Records provided:
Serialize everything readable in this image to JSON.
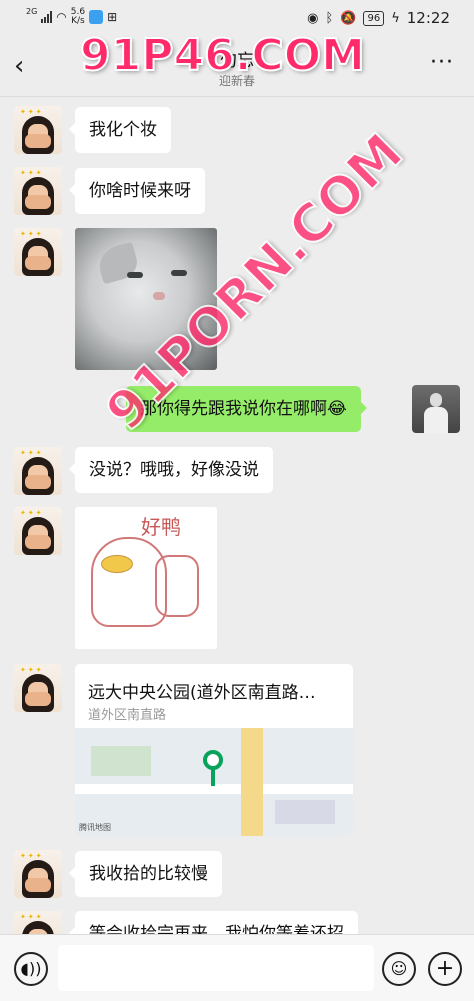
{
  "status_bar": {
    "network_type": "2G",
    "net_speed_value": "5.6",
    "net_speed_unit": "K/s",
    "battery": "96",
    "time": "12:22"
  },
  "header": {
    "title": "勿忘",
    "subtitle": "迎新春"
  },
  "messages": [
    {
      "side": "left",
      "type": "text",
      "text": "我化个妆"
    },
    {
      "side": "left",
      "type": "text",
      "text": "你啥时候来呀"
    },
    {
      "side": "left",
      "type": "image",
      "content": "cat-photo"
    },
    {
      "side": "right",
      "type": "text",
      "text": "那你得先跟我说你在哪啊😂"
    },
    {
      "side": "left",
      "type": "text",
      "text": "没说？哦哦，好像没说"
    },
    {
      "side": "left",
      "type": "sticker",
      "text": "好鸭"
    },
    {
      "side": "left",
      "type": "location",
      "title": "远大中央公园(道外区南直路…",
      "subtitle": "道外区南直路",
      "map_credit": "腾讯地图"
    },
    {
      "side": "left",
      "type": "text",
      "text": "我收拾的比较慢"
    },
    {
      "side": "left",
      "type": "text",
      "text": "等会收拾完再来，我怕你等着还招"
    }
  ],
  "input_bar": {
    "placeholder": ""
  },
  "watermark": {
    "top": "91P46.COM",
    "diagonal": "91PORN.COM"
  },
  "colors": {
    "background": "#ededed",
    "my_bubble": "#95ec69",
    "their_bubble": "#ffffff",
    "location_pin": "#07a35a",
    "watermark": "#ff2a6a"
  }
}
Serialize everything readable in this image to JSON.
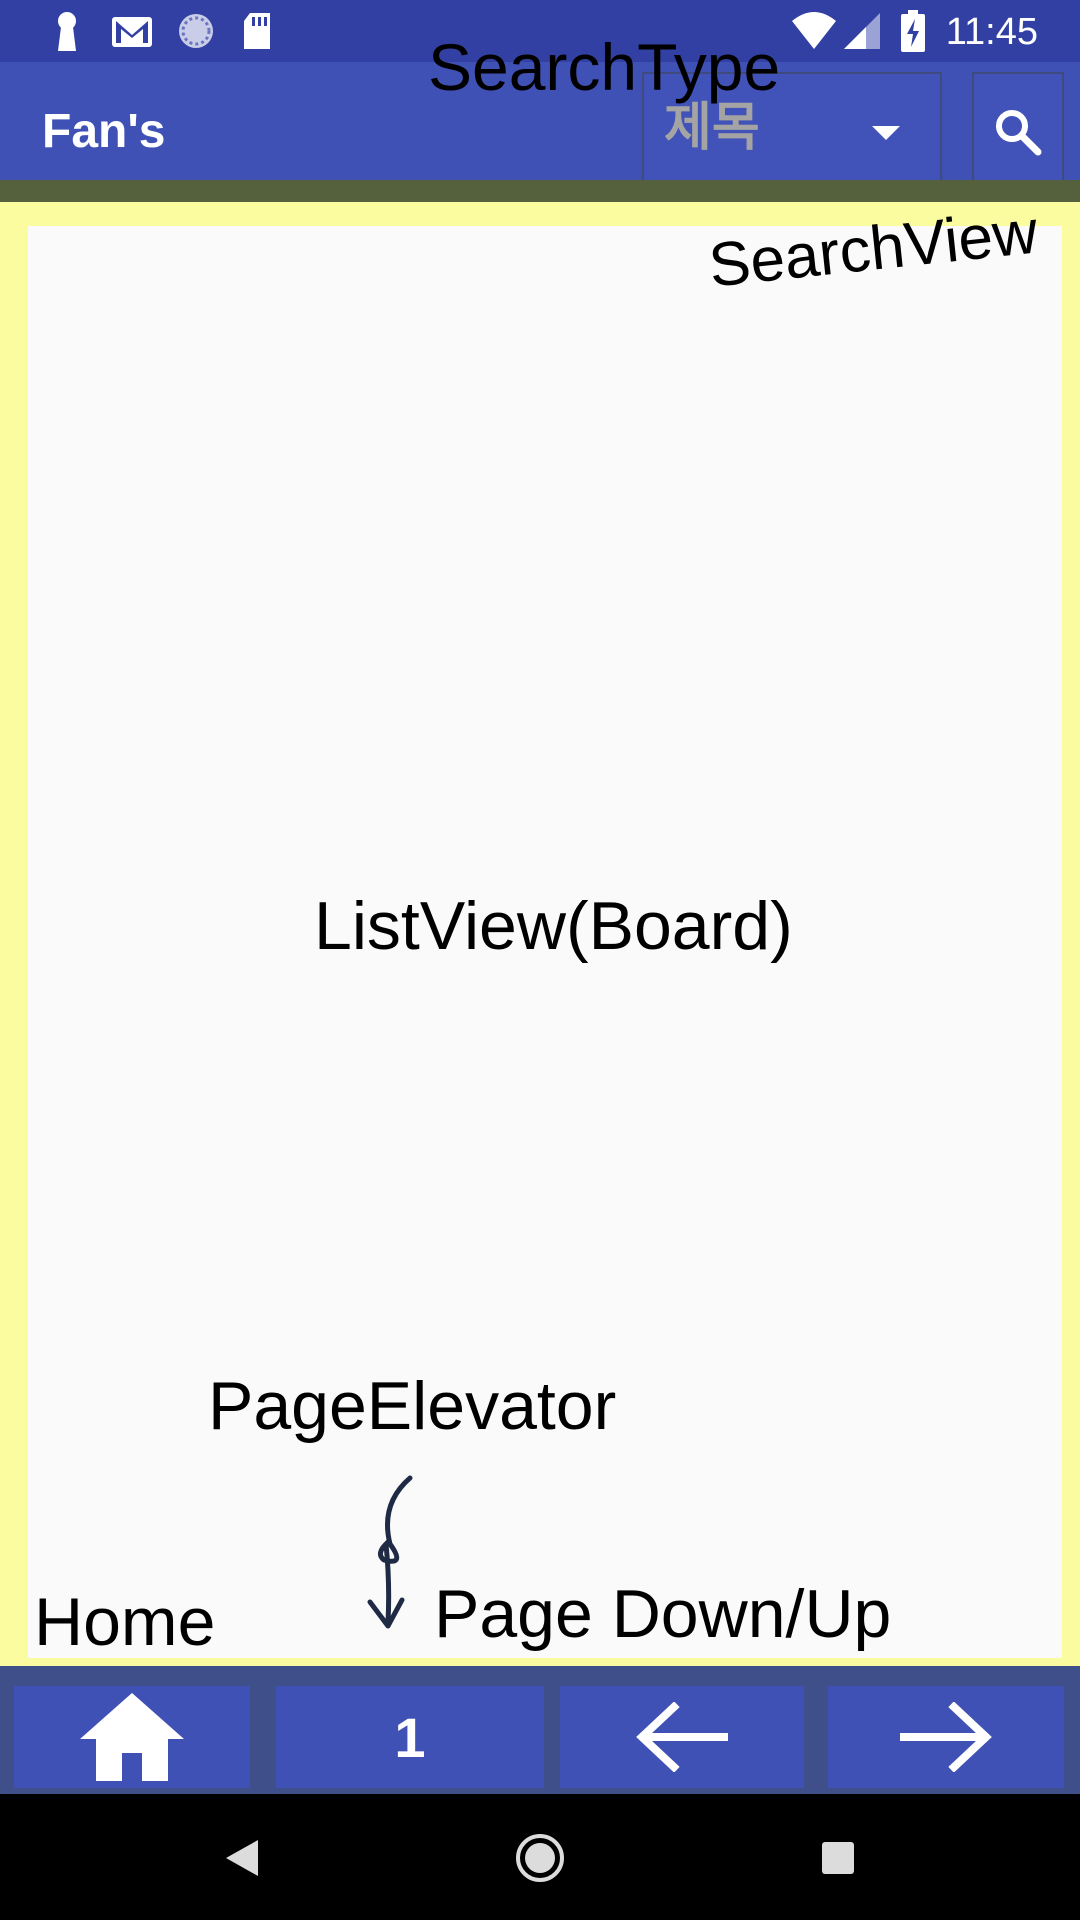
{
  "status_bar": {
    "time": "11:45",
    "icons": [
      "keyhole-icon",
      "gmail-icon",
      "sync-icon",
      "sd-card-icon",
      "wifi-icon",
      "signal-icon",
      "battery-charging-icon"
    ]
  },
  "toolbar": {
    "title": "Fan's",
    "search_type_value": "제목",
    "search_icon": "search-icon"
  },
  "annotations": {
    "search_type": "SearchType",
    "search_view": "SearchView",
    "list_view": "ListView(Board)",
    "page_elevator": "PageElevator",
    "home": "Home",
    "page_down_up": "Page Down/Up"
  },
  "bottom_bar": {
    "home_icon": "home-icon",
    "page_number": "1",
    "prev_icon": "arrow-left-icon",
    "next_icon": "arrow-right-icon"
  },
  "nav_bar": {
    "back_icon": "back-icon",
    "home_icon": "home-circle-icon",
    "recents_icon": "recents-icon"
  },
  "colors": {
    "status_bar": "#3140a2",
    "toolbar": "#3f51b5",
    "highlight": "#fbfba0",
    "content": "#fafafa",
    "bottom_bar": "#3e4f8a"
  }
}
* * *
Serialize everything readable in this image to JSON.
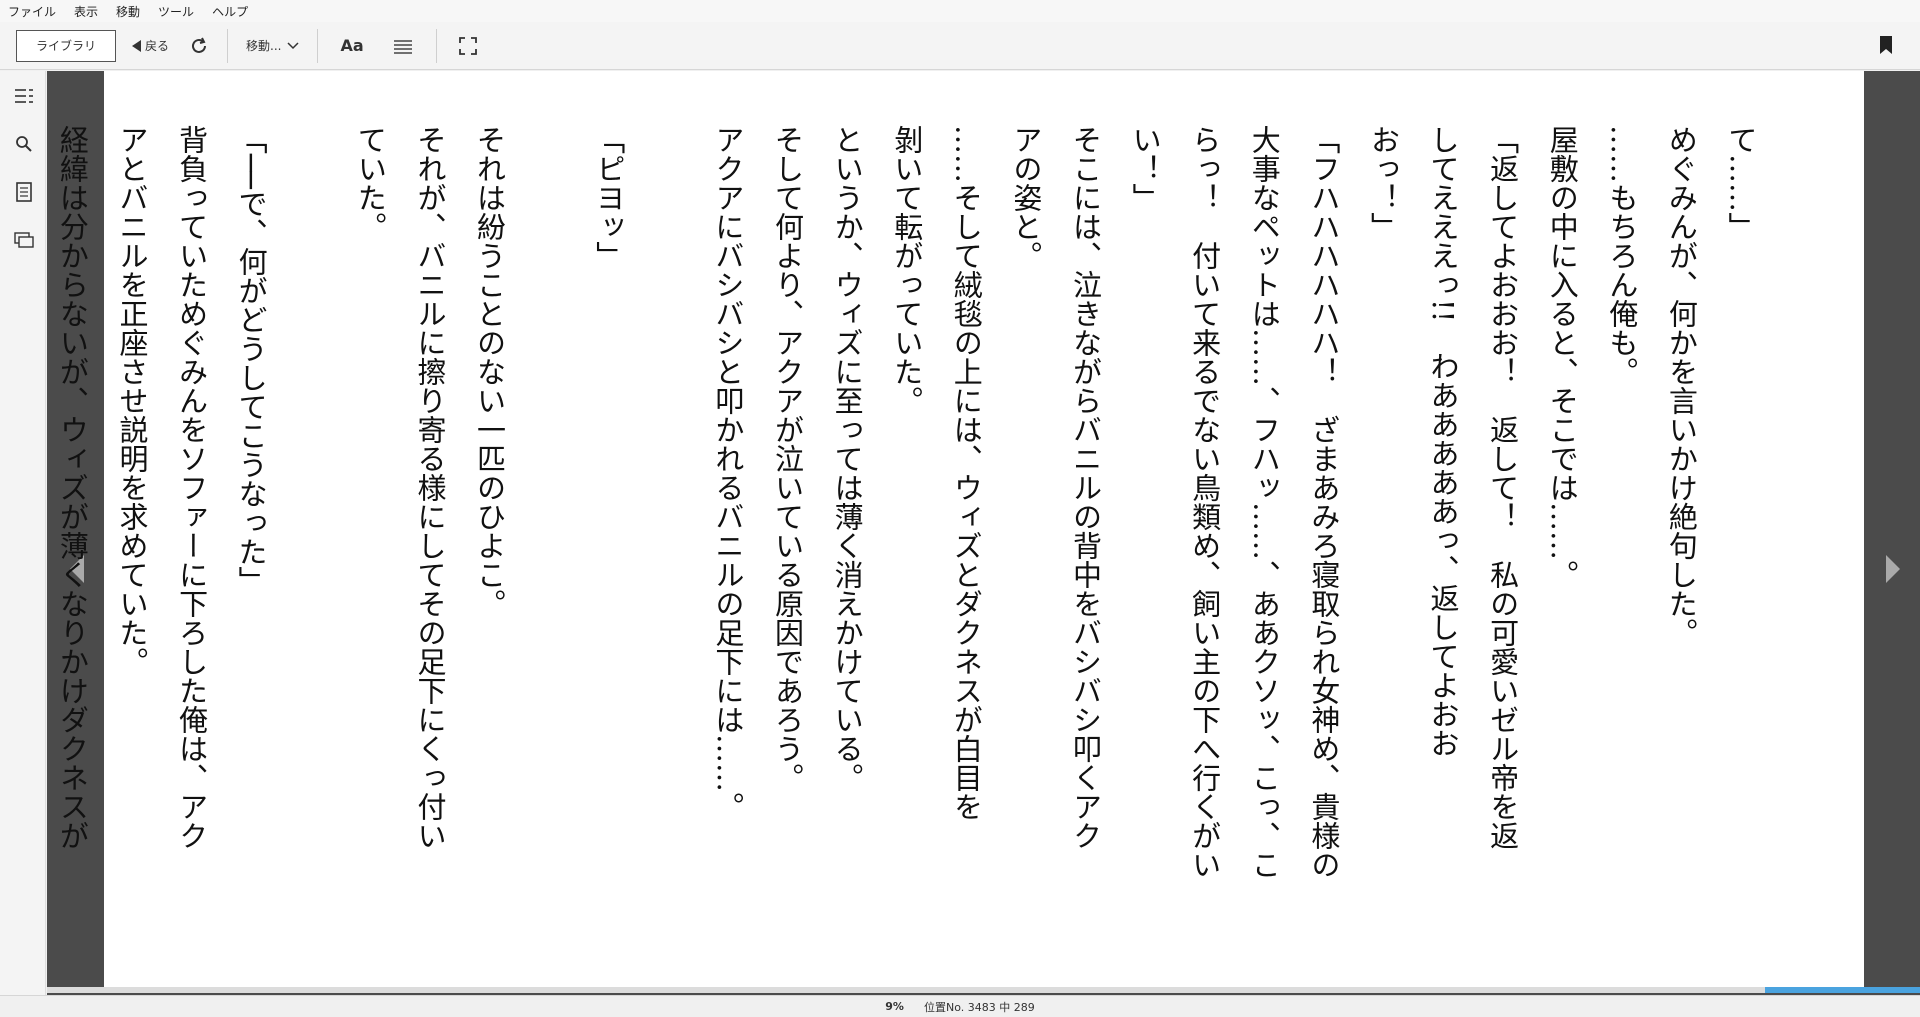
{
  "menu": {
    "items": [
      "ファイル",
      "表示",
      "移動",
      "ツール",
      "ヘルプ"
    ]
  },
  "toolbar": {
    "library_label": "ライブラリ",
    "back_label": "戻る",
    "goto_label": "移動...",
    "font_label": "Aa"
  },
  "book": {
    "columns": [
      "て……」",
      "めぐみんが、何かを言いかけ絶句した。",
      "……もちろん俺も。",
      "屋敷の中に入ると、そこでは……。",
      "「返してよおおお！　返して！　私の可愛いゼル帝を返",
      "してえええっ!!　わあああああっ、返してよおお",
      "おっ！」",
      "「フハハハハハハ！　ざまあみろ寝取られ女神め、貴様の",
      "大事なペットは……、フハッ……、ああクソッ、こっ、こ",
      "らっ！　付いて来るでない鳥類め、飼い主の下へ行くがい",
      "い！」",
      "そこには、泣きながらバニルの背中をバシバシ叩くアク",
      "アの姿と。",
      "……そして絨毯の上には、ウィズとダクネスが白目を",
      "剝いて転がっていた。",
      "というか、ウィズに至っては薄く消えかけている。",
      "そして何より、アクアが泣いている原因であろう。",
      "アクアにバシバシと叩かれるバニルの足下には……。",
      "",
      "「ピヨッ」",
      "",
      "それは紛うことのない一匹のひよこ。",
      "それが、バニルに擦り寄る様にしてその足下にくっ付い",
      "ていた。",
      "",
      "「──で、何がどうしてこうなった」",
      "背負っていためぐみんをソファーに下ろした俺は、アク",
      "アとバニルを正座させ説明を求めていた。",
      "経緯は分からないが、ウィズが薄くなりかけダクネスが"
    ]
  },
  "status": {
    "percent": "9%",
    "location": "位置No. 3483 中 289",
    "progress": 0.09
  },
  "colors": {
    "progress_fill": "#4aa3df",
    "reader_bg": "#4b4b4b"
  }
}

What you will do: List all lines above in which the string "道外区南直路" appears.

Exercise response:
      "title": "远大中央公园(道外区南直路…",
      "subtitle": "道外区南直路",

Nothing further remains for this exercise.